* THE REQUEST
Could you extract every entry below and reproduce it exactly?

•••••

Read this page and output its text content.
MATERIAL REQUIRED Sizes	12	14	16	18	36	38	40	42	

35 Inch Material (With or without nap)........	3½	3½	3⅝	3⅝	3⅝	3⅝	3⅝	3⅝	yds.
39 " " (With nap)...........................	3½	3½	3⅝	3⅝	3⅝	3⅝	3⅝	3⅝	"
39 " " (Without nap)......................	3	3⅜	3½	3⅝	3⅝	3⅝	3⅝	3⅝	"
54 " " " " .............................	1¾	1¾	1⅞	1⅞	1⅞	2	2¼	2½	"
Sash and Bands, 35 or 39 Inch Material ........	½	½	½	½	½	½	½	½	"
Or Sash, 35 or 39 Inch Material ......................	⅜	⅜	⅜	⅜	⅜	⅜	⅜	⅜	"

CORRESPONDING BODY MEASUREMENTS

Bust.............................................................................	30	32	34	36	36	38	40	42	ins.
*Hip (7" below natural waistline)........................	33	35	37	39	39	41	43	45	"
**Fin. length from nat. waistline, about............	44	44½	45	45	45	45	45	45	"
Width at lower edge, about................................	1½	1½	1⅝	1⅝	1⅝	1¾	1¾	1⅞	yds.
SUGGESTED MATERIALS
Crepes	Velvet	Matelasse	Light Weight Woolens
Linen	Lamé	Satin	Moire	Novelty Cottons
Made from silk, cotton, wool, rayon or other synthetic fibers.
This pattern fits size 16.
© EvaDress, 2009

•••••

* CORRECT RESULT
Read this page and output its text content.
MATERIAL REQUIRED Sizes	12	14	16	18	36	38	40	42	

35 Inch Material (With or without nap)........	3½	3½	3⅝	3⅝	3⅝	3⅝	3⅝	3⅝	yds.
39 " " (With nap)...........................	3½	3½	3⅝	3⅝	3⅝	3⅝	3⅝	3⅝	"
39 " " (Without nap)......................	3	3⅜	3½	3⅝	3⅝	3⅝	3⅝	3⅝	"
54 " " " " .............................	1¾	1¾	1⅞	1⅞	1⅞	2	2¼	2½	"
Sash and Bands, 35 or 39 Inch Material ........	½	½	½	½	½	½	½	½	"
Or Sash, 35 or 39 Inch Material ......................	⅜	⅜	⅜	⅜	⅜	⅜	⅜	⅜	"

CORRESPONDING BODY MEASUREMENTS

Bust.............................................................................	30	32	34	36	36	38	40	42	ins.
*Hip (7" below natural waistline)........................	33	35	37	39	39	41	43	45	"
**Fin. length from nat. waistline, about............	44	44½	45	45	45	45	45	45	"
Width at lower edge, about................................	1½	1½	1⅝	1⅝	1⅝	1¾	1¾	1⅞	yds.
SUGGESTED MATERIALS
Crepes	Velvet	Matelasse	Light Weight Woolens
Linen	Lamé	Satin	Moire	Novelty Cottons
Made from silk, cotton, wool, rayon or other synthetic fibers.
This pattern fits size 16.
© EvaDress, 2009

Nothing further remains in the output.